** START OF DATA EXTRACT **
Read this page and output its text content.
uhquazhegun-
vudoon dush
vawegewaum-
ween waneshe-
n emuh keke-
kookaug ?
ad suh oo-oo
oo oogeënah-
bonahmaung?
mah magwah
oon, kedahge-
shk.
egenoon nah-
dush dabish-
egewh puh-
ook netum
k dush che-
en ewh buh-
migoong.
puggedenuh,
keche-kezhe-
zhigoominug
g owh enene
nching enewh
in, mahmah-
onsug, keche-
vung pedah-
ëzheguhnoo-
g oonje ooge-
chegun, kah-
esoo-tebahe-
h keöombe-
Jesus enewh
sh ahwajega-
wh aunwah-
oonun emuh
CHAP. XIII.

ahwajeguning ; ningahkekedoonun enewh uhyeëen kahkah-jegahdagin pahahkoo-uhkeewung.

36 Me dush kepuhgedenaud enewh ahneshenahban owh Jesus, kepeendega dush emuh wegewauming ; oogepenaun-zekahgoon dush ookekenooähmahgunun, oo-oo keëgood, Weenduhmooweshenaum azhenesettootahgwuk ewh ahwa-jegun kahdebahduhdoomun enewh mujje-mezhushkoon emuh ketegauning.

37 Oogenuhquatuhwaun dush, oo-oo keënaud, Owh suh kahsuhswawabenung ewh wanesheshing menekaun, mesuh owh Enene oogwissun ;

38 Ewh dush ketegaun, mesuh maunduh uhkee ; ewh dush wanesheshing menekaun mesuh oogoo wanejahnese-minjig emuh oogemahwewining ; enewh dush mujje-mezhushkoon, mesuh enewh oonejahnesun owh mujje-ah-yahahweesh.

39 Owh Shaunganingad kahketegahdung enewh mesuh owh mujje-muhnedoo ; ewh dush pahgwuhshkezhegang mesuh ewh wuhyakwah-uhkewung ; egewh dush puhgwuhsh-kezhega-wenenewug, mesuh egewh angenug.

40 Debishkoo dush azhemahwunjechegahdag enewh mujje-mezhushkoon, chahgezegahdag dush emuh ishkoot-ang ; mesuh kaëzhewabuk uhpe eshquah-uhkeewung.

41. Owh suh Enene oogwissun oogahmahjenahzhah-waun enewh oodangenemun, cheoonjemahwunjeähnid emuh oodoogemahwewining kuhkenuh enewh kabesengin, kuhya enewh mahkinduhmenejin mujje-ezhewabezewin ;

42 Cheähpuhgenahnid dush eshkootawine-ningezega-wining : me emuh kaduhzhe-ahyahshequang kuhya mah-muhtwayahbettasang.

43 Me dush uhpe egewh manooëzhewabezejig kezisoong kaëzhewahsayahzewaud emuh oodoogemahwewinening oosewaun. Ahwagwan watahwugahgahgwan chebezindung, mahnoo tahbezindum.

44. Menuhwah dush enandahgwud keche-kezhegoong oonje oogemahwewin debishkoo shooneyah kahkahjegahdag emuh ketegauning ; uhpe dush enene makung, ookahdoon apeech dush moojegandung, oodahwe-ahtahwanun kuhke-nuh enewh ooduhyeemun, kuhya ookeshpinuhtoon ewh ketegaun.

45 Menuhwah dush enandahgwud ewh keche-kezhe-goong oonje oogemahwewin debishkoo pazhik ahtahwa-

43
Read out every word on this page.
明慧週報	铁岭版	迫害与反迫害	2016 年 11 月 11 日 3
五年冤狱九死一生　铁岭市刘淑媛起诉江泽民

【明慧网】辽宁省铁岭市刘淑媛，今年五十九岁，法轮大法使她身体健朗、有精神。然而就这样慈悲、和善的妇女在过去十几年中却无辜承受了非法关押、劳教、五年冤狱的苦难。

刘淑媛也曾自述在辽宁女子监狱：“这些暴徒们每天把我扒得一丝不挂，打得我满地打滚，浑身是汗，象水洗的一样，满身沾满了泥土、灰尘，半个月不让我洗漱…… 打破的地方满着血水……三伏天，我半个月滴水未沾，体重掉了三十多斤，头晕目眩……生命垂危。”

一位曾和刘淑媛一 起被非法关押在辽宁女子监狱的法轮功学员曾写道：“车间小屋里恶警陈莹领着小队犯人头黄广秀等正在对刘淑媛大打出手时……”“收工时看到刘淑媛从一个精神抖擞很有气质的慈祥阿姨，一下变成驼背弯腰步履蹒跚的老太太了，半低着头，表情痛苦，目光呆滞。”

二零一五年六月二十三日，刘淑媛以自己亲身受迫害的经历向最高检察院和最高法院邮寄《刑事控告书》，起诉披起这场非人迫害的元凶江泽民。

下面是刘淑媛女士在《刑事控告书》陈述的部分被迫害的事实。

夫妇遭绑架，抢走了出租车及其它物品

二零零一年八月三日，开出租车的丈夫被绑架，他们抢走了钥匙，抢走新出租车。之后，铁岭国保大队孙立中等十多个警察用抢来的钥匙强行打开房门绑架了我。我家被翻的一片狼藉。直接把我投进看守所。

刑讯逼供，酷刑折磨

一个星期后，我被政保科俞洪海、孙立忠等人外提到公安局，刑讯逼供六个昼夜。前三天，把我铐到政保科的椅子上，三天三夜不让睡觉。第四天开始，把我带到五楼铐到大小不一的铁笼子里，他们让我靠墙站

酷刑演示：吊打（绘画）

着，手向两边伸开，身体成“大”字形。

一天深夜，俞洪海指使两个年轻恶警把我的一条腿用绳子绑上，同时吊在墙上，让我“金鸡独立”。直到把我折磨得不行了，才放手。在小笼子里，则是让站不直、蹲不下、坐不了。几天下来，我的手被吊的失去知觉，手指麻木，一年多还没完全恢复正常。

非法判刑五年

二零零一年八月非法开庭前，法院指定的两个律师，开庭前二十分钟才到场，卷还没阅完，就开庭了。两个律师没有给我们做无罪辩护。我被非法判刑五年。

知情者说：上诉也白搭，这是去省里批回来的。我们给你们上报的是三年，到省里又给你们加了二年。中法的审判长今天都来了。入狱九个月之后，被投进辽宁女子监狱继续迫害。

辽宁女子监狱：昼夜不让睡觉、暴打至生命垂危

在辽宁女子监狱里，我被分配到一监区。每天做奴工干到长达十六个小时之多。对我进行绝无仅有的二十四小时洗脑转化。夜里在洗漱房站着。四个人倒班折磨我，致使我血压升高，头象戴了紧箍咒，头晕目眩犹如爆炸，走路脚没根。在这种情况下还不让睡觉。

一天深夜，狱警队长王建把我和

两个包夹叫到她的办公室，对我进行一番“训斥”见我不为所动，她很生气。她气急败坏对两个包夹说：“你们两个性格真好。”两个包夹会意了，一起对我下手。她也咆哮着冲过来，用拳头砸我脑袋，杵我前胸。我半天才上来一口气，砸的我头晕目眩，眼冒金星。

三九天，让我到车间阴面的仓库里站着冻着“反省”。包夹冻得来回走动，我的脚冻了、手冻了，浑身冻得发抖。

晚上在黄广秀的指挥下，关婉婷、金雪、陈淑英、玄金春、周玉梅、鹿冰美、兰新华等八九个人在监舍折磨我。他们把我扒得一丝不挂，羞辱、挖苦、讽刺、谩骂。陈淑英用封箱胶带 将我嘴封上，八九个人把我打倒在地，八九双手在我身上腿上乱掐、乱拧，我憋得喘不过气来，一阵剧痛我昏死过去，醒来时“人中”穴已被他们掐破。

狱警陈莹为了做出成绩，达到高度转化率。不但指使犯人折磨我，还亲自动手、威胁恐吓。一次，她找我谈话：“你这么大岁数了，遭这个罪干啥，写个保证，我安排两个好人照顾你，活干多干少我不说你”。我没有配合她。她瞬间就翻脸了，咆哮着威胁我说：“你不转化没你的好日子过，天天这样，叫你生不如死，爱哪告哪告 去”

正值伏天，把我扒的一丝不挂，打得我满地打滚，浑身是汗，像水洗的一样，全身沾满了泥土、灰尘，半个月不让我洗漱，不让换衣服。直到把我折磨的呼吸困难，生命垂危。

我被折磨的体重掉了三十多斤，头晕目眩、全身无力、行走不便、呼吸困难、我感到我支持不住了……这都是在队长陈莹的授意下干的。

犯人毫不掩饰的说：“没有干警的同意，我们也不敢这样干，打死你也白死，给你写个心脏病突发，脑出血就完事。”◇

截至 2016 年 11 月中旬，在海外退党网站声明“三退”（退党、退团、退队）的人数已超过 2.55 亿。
** END OF DATA EXTRACT **
* [INSTRUCTION]: Copy out each line of the data where the string "kuhya" appears.

* [SOLUTION TO THIS PROBLEM]:
41. Owh suh Enene oogwissun oogahmahjenahzhah-waun enewh oodangenemun, cheoonjemahwunjeähnid emuh oodoogemahwewining kuhkenuh enewh kabesengin, kuhya enewh mahkinduhmenejin mujje-ezhewabezewin ;
42 Cheähpuhgenahnid dush eshkootawine-ningezega-wining : me emuh kaduhzhe-ahyahshequang kuhya mah-muhtwayahbettasang.
44. Menuhwah dush enandahgwud keche-kezhegoong oonje oogemahwewin debishkoo shooneyah kahkahjegahdag emuh ketegauning ; uhpe dush enene makung, ookahdoon apeech dush moojegandung, oodahwe-ahtahwanun kuhke-nuh enewh ooduhyeemun, kuhya ookeshpinuhtoon ewh ketegaun.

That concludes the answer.